====== INPUT FOR THIS TASK
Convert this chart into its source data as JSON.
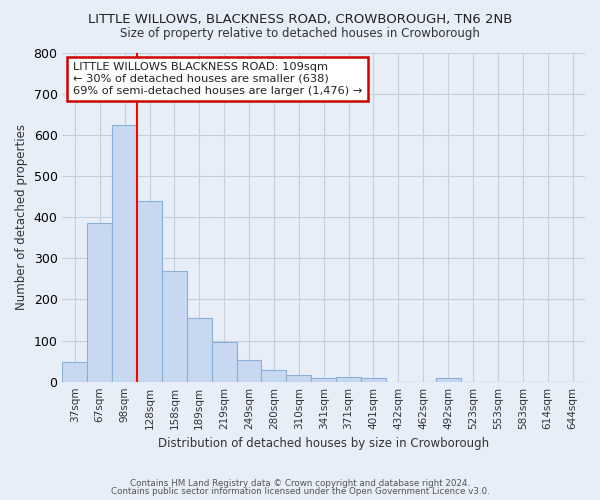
{
  "title": "LITTLE WILLOWS, BLACKNESS ROAD, CROWBOROUGH, TN6 2NB",
  "subtitle": "Size of property relative to detached houses in Crowborough",
  "xlabel": "Distribution of detached houses by size in Crowborough",
  "ylabel": "Number of detached properties",
  "categories": [
    "37sqm",
    "67sqm",
    "98sqm",
    "128sqm",
    "158sqm",
    "189sqm",
    "219sqm",
    "249sqm",
    "280sqm",
    "310sqm",
    "341sqm",
    "371sqm",
    "401sqm",
    "432sqm",
    "462sqm",
    "492sqm",
    "523sqm",
    "553sqm",
    "583sqm",
    "614sqm",
    "644sqm"
  ],
  "values": [
    47,
    385,
    625,
    440,
    268,
    155,
    97,
    52,
    28,
    16,
    10,
    11,
    10,
    0,
    0,
    8,
    0,
    0,
    0,
    0,
    0
  ],
  "bar_color": "#c8d8f0",
  "bar_edge_color": "#8ab0d8",
  "redline_x": 2.5,
  "annotation_text": "LITTLE WILLOWS BLACKNESS ROAD: 109sqm\n← 30% of detached houses are smaller (638)\n69% of semi-detached houses are larger (1,476) →",
  "annotation_box_color": "#ffffff",
  "annotation_box_edge": "#cc0000",
  "ylim": [
    0,
    800
  ],
  "yticks": [
    0,
    100,
    200,
    300,
    400,
    500,
    600,
    700,
    800
  ],
  "fig_bg": "#e8eef8",
  "plot_bg": "#e8eef8",
  "grid_color": "#c5cfe0",
  "footer_line1": "Contains HM Land Registry data © Crown copyright and database right 2024.",
  "footer_line2": "Contains public sector information licensed under the Open Government Licence v3.0."
}
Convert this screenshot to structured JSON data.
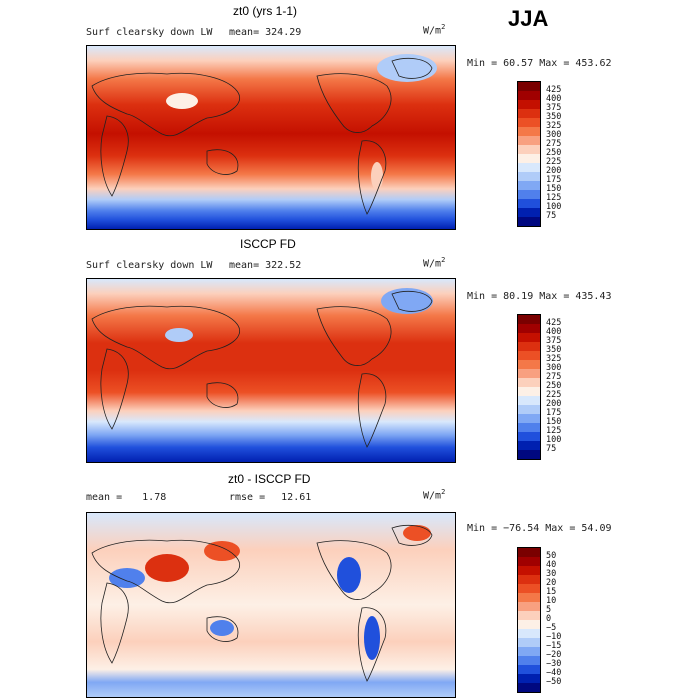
{
  "season": "JJA",
  "panels": [
    {
      "title": "zt0 (yrs 1-1)",
      "left_label": "Surf clearsky down LW",
      "mean_label": "mean=",
      "mean_value": "324.29",
      "units": "W/m",
      "units_sup": "2",
      "minmax": "Min =  60.57 Max = 453.62",
      "scale": {
        "labels": [
          "425",
          "400",
          "375",
          "350",
          "325",
          "300",
          "275",
          "250",
          "225",
          "200",
          "175",
          "150",
          "125",
          "100",
          "75"
        ]
      }
    },
    {
      "title": "ISCCP FD",
      "left_label": "Surf clearsky down LW",
      "mean_label": "mean=",
      "mean_value": "322.52",
      "units": "W/m",
      "units_sup": "2",
      "minmax": "Min =  80.19 Max = 435.43",
      "scale": {
        "labels": [
          "425",
          "400",
          "375",
          "350",
          "325",
          "300",
          "275",
          "250",
          "225",
          "200",
          "175",
          "150",
          "125",
          "100",
          "75"
        ]
      }
    },
    {
      "title": "zt0 - ISCCP FD",
      "left_label": "mean =",
      "left_value": "1.78",
      "mid_label": "rmse =",
      "mid_value": "12.61",
      "units": "W/m",
      "units_sup": "2",
      "minmax": "Min = −76.54 Max =  54.09",
      "scale": {
        "labels": [
          "50",
          "40",
          "30",
          "20",
          "15",
          "10",
          "5",
          "0",
          "−5",
          "−10",
          "−15",
          "−20",
          "−30",
          "−40",
          "−50"
        ]
      }
    }
  ],
  "palette": [
    "#7a0000",
    "#a00000",
    "#c41000",
    "#dc3010",
    "#ec5025",
    "#f47848",
    "#f8a080",
    "#fcd0bc",
    "#fdf0e6",
    "#d8e8fc",
    "#b0ccf8",
    "#80a8f4",
    "#5080ec",
    "#2050dc",
    "#0020b0",
    "#000880"
  ],
  "colors": {
    "land_outline": "#222222",
    "map_border": "#000000"
  }
}
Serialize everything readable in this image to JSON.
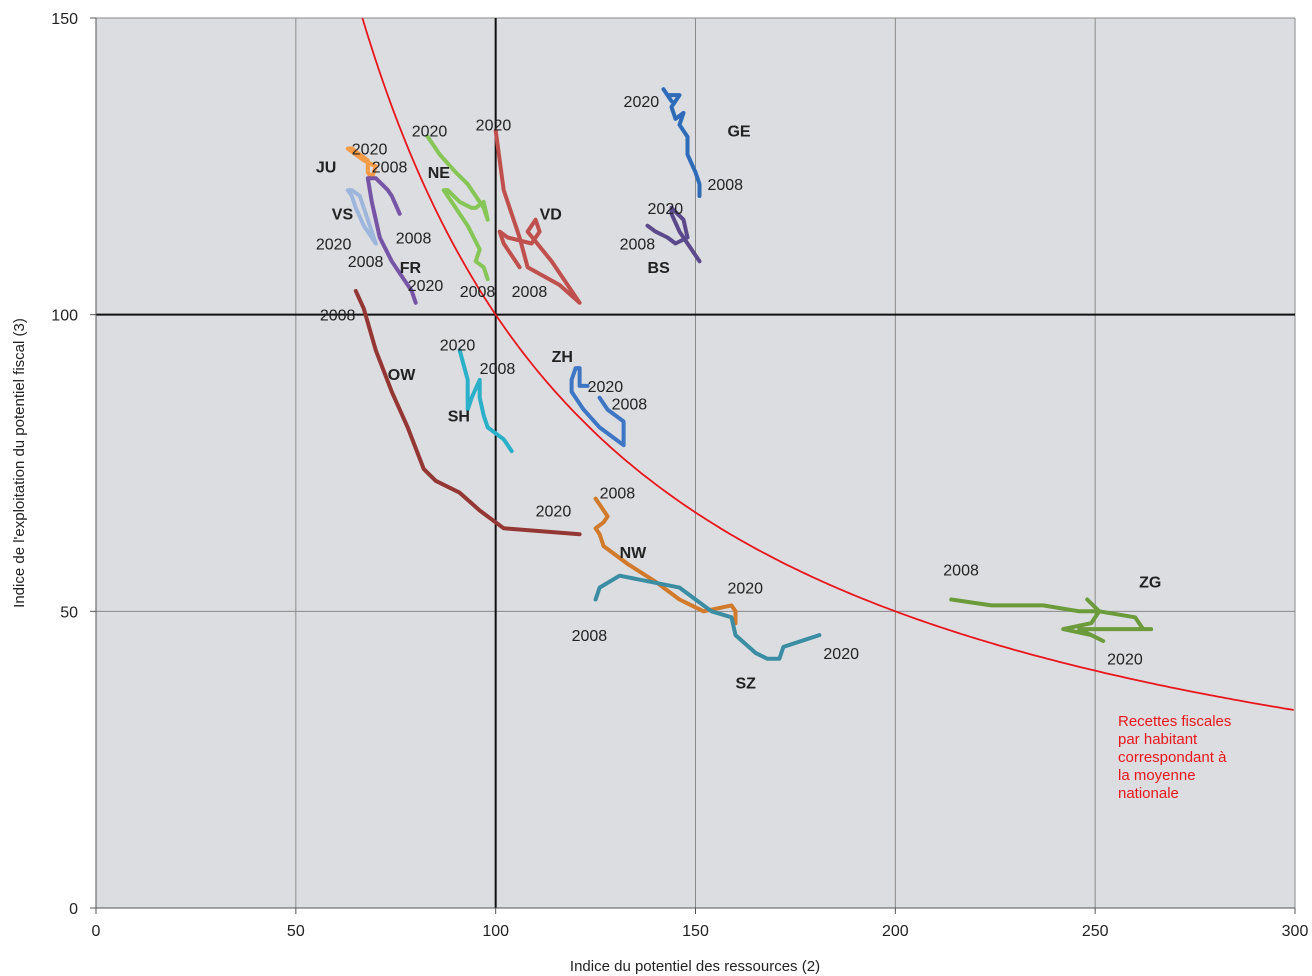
{
  "chart_data": {
    "type": "line",
    "xlabel": "Indice du potentiel des ressources (2)",
    "ylabel": "Indice de l'exploitation du potentiel fiscal (3)",
    "xlim": [
      0,
      300
    ],
    "ylim": [
      0,
      150
    ],
    "xticks": [
      0,
      50,
      100,
      150,
      200,
      250,
      300
    ],
    "yticks": [
      0,
      50,
      100,
      150
    ],
    "grid": true,
    "reference_lines": {
      "x": 100,
      "y": 100
    },
    "reference_curve": {
      "formula": "y = 10000 / x",
      "color": "#e8161b",
      "label_lines": [
        "Recettes fiscales",
        "par habitant",
        "correspondant à",
        "la moyenne",
        "nationale"
      ]
    },
    "series": [
      {
        "name": "GE",
        "color": "#2e6bb8",
        "x": [
          151,
          151,
          150,
          148,
          148,
          146,
          147,
          145,
          144,
          146,
          143,
          144,
          142
        ],
        "y": [
          120,
          122,
          124,
          127,
          130,
          132,
          134,
          133,
          135,
          137,
          137,
          136,
          138
        ]
      },
      {
        "name": "BS",
        "color": "#5b4a8b",
        "x": [
          151,
          149,
          146,
          144,
          144,
          147,
          148,
          145,
          143,
          140,
          138
        ],
        "y": [
          109,
          111,
          114,
          117,
          118,
          116,
          113,
          112,
          113,
          114,
          115
        ]
      },
      {
        "name": "VD",
        "color": "#c0504d",
        "x": [
          106,
          102,
          101,
          103,
          109,
          111,
          110,
          108,
          114,
          121,
          116,
          108,
          106,
          102,
          100
        ],
        "y": [
          108,
          112,
          114,
          113,
          112,
          114,
          116,
          114,
          109,
          102,
          105,
          108,
          113,
          121,
          131
        ]
      },
      {
        "name": "NE",
        "color": "#86c657",
        "x": [
          98,
          97,
          95,
          96,
          93,
          90,
          87,
          88,
          91,
          94,
          95,
          97,
          98,
          97,
          93,
          90,
          86,
          83
        ],
        "y": [
          106,
          108,
          109,
          111,
          115,
          118,
          121,
          121,
          119,
          118,
          118,
          119,
          116,
          118,
          122,
          124,
          127,
          130
        ]
      },
      {
        "name": "JU",
        "color": "#f59a46",
        "x": [
          69,
          70,
          67,
          65,
          63,
          64,
          66,
          68,
          68,
          69
        ],
        "y": [
          123,
          125,
          126,
          127,
          128,
          128,
          127,
          126,
          124,
          123
        ]
      },
      {
        "name": "VS",
        "color": "#9eb6dc",
        "x": [
          70,
          69,
          67,
          65,
          64,
          63,
          64,
          66,
          67,
          68,
          69,
          70
        ],
        "y": [
          112,
          113,
          115,
          118,
          120,
          121,
          121,
          120,
          118,
          116,
          114,
          112
        ]
      },
      {
        "name": "FR",
        "color": "#7654a6",
        "x": [
          80,
          79,
          77,
          74,
          71,
          69,
          68,
          70,
          73,
          74,
          76
        ],
        "y": [
          102,
          104,
          106,
          109,
          113,
          119,
          123,
          123,
          121,
          120,
          117
        ]
      },
      {
        "name": "OW",
        "color": "#943634",
        "x": [
          65,
          67,
          70,
          74,
          78,
          82,
          85,
          91,
          96,
          102,
          121
        ],
        "y": [
          104,
          101,
          94,
          87,
          81,
          74,
          72,
          70,
          67,
          64,
          63
        ]
      },
      {
        "name": "SH",
        "color": "#2ab0c8",
        "x": [
          104,
          102,
          98,
          97,
          96,
          96,
          94,
          93,
          93,
          91
        ],
        "y": [
          77,
          79,
          81,
          83,
          86,
          89,
          86,
          84,
          89,
          94
        ]
      },
      {
        "name": "ZH",
        "color": "#3d76c4",
        "x": [
          126,
          128,
          132,
          132,
          126,
          122,
          119,
          119,
          120,
          121,
          121,
          123
        ],
        "y": [
          86,
          84,
          82,
          78,
          81,
          84,
          87,
          89,
          91,
          91,
          88,
          88
        ]
      },
      {
        "name": "NW",
        "color": "#d17a2c",
        "x": [
          160,
          160,
          159,
          152,
          146,
          140,
          133,
          127,
          126,
          125,
          127,
          128,
          126,
          125
        ],
        "y": [
          48,
          50,
          51,
          50,
          52,
          55,
          58,
          61,
          63,
          64,
          65,
          66,
          68,
          69
        ]
      },
      {
        "name": "SZ",
        "color": "#3a8da3",
        "x": [
          125,
          126,
          131,
          146,
          154,
          159,
          160,
          165,
          168,
          171,
          172,
          172,
          181
        ],
        "y": [
          52,
          54,
          56,
          54,
          50,
          49,
          46,
          43,
          42,
          42,
          44,
          44,
          46
        ]
      },
      {
        "name": "ZG",
        "color": "#6b9b3b",
        "x": [
          214,
          224,
          237,
          246,
          251,
          260,
          262,
          264,
          246,
          252,
          249,
          242,
          249,
          251,
          248
        ],
        "y": [
          52,
          51,
          51,
          50,
          50,
          49,
          47,
          47,
          47,
          45,
          46,
          47,
          48,
          50,
          52
        ]
      }
    ],
    "canton_labels": [
      {
        "text": "GE",
        "x": 158,
        "y": 130
      },
      {
        "text": "BS",
        "x": 138,
        "y": 107
      },
      {
        "text": "VD",
        "x": 111,
        "y": 116
      },
      {
        "text": "NE",
        "x": 83,
        "y": 123
      },
      {
        "text": "JU",
        "x": 55,
        "y": 124
      },
      {
        "text": "VS",
        "x": 59,
        "y": 116
      },
      {
        "text": "FR",
        "x": 76,
        "y": 107
      },
      {
        "text": "OW",
        "x": 73,
        "y": 89
      },
      {
        "text": "SH",
        "x": 88,
        "y": 82
      },
      {
        "text": "ZH",
        "x": 114,
        "y": 92
      },
      {
        "text": "NW",
        "x": 131,
        "y": 59
      },
      {
        "text": "SZ",
        "x": 160,
        "y": 37
      },
      {
        "text": "ZG",
        "x": 261,
        "y": 54
      }
    ],
    "year_labels": [
      {
        "text": "2020",
        "x": 132,
        "y": 135
      },
      {
        "text": "2008",
        "x": 153,
        "y": 121
      },
      {
        "text": "2020",
        "x": 138,
        "y": 117
      },
      {
        "text": "2008",
        "x": 131,
        "y": 111
      },
      {
        "text": "2020",
        "x": 95,
        "y": 131
      },
      {
        "text": "2008",
        "x": 104,
        "y": 103
      },
      {
        "text": "2020",
        "x": 79,
        "y": 130
      },
      {
        "text": "2008",
        "x": 91,
        "y": 103
      },
      {
        "text": "2020",
        "x": 64,
        "y": 127
      },
      {
        "text": "2008",
        "x": 69,
        "y": 124
      },
      {
        "text": "2020",
        "x": 55,
        "y": 111
      },
      {
        "text": "2008",
        "x": 75,
        "y": 112
      },
      {
        "text": "2008",
        "x": 63,
        "y": 108
      },
      {
        "text": "2020",
        "x": 78,
        "y": 104
      },
      {
        "text": "2008",
        "x": 56,
        "y": 99
      },
      {
        "text": "2020",
        "x": 86,
        "y": 94
      },
      {
        "text": "2008",
        "x": 96,
        "y": 90
      },
      {
        "text": "2020",
        "x": 123,
        "y": 87
      },
      {
        "text": "2008",
        "x": 129,
        "y": 84
      },
      {
        "text": "2008",
        "x": 126,
        "y": 69
      },
      {
        "text": "2020",
        "x": 110,
        "y": 66
      },
      {
        "text": "2020",
        "x": 158,
        "y": 53
      },
      {
        "text": "2008",
        "x": 119,
        "y": 45
      },
      {
        "text": "2020",
        "x": 182,
        "y": 42
      },
      {
        "text": "2008",
        "x": 212,
        "y": 56
      },
      {
        "text": "2020",
        "x": 253,
        "y": 41
      }
    ]
  }
}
============
▸ **TASK**:
In the material above, show every line where the word "ROAD" turns up.

▸ **OUTPUT BELOW**:
  "title": "LITTLE WILLOWS, BLACKNESS ROAD, CROWBOROUGH, TN6 2NB",
  "annotation_text": "LITTLE WILLOWS BLACKNESS ROAD: 109sqm\n← 30% of detached houses are smaller (638)\n69% of semi-detached houses are larger (1,476) →",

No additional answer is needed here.